- **Given exercise**
Search the material below for the word "losses". Copy every line that has it.

- **Raw data**
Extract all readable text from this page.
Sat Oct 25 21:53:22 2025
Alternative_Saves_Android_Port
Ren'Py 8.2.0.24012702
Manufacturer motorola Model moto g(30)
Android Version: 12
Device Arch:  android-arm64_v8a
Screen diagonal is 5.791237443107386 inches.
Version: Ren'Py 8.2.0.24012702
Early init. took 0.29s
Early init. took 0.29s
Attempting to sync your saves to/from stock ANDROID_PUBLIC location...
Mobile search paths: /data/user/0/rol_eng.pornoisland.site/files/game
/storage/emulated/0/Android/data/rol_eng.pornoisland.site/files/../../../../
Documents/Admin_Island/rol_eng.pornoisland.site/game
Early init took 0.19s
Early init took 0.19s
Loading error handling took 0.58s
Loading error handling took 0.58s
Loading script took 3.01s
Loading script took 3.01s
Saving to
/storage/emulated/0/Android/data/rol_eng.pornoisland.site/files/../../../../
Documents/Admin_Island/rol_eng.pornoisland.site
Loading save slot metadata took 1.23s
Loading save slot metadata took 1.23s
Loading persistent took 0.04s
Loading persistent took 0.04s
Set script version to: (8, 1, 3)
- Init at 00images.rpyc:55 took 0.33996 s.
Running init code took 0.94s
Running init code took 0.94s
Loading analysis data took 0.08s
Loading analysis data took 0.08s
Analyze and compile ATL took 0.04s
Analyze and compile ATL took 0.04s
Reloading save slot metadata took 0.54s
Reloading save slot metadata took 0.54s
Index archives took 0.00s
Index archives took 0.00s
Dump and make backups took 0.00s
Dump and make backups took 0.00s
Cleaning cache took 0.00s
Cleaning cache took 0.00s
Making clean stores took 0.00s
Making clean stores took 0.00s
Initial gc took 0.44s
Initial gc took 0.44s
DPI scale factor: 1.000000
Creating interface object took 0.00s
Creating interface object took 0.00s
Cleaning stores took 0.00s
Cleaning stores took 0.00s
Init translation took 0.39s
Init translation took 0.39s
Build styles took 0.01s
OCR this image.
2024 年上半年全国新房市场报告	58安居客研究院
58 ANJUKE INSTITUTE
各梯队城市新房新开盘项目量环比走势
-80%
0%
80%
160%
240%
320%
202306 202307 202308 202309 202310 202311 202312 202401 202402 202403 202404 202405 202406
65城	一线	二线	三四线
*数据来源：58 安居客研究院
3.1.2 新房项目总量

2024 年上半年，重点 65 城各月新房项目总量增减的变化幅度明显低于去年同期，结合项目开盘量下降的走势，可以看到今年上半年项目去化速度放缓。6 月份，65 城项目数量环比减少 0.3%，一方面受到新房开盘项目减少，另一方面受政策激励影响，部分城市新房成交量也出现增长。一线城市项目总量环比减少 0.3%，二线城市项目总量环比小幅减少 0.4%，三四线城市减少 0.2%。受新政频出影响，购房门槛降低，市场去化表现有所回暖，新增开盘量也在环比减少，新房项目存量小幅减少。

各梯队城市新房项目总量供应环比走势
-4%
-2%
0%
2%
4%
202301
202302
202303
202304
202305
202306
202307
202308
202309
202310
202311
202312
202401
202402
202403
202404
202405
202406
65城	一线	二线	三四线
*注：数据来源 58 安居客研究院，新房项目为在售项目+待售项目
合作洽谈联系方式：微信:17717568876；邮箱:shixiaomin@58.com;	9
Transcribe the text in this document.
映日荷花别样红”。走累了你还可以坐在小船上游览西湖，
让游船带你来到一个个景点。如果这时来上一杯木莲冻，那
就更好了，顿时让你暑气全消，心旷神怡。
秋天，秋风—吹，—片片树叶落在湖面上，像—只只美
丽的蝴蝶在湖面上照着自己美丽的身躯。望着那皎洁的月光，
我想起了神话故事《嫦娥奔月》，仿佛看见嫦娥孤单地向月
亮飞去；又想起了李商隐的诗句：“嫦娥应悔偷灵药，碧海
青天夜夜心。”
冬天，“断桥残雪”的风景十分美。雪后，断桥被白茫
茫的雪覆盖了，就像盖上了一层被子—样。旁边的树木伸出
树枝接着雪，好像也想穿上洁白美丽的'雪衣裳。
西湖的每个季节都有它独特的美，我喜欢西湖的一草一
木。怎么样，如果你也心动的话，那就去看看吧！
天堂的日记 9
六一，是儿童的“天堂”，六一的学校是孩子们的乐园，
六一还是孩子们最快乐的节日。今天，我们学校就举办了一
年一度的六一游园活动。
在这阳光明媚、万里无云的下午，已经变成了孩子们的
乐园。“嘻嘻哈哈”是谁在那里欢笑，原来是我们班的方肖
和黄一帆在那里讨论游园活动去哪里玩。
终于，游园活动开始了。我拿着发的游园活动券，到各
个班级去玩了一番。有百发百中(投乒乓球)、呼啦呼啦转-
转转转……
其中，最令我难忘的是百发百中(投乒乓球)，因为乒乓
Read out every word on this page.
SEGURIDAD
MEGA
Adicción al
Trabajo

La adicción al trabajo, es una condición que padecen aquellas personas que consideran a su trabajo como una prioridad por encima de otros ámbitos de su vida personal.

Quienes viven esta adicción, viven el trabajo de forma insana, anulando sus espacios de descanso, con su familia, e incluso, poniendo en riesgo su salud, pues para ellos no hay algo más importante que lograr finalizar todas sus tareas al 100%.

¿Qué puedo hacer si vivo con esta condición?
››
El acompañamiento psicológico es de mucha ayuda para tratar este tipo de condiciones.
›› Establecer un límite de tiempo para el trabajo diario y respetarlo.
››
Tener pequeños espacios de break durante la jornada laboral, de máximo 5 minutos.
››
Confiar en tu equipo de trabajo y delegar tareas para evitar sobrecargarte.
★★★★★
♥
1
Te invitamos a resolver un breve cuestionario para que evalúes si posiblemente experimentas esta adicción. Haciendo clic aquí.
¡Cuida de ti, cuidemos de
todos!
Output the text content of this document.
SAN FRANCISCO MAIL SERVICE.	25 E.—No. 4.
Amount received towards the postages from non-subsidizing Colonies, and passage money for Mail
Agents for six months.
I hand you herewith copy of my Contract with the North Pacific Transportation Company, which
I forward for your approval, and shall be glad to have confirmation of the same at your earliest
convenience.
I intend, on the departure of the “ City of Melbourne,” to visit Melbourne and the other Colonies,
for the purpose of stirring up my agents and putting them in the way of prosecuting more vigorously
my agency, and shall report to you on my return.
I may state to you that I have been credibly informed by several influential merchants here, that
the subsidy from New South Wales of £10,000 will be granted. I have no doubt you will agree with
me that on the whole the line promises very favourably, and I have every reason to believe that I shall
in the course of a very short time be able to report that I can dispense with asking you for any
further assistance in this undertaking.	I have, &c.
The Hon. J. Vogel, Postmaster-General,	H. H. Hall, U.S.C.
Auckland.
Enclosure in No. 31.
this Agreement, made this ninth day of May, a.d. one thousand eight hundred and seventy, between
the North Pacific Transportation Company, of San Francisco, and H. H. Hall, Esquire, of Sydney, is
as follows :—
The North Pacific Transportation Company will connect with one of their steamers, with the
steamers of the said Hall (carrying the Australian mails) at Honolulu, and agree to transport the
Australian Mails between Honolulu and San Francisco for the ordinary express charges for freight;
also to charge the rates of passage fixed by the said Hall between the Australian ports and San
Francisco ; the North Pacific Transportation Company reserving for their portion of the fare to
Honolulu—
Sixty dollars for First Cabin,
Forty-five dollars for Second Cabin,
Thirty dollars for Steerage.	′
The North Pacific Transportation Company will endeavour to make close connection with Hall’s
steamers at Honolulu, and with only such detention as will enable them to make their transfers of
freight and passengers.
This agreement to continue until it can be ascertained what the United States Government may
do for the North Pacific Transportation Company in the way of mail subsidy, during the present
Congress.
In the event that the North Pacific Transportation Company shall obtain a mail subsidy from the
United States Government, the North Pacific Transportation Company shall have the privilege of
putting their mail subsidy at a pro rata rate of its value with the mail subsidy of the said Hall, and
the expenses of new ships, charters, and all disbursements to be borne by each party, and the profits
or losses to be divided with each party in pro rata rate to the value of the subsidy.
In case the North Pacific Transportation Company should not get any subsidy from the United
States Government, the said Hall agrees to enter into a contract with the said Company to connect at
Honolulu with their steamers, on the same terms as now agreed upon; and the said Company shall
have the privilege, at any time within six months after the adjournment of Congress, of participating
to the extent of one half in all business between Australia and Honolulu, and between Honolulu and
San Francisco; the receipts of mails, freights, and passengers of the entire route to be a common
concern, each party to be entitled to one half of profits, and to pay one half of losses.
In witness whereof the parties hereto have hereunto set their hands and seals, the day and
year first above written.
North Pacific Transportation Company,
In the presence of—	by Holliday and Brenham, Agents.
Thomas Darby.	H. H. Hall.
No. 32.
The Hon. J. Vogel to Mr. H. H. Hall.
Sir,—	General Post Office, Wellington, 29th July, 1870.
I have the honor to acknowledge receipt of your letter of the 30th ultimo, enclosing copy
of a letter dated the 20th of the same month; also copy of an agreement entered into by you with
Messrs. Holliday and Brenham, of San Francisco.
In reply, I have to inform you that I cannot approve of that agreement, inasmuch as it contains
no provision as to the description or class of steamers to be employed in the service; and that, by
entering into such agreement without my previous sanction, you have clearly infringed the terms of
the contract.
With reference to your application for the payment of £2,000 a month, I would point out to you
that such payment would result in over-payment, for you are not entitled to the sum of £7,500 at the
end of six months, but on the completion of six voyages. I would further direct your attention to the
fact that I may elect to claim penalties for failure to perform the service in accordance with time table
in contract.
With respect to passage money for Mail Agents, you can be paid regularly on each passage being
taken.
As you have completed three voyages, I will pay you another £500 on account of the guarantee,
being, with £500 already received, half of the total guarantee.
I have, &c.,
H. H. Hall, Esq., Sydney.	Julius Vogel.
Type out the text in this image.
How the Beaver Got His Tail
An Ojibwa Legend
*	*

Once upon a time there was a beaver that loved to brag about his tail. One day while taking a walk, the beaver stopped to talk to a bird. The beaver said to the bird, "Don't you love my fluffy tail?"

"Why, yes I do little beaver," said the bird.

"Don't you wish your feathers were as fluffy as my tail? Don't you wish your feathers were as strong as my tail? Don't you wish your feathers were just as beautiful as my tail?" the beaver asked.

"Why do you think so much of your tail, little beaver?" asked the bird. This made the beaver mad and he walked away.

- **The result**
or losses to be divided with each party in pro rata rate to the value of the subsidy.
concern, each party to be entitled to one half of profits, and to pay one half of losses.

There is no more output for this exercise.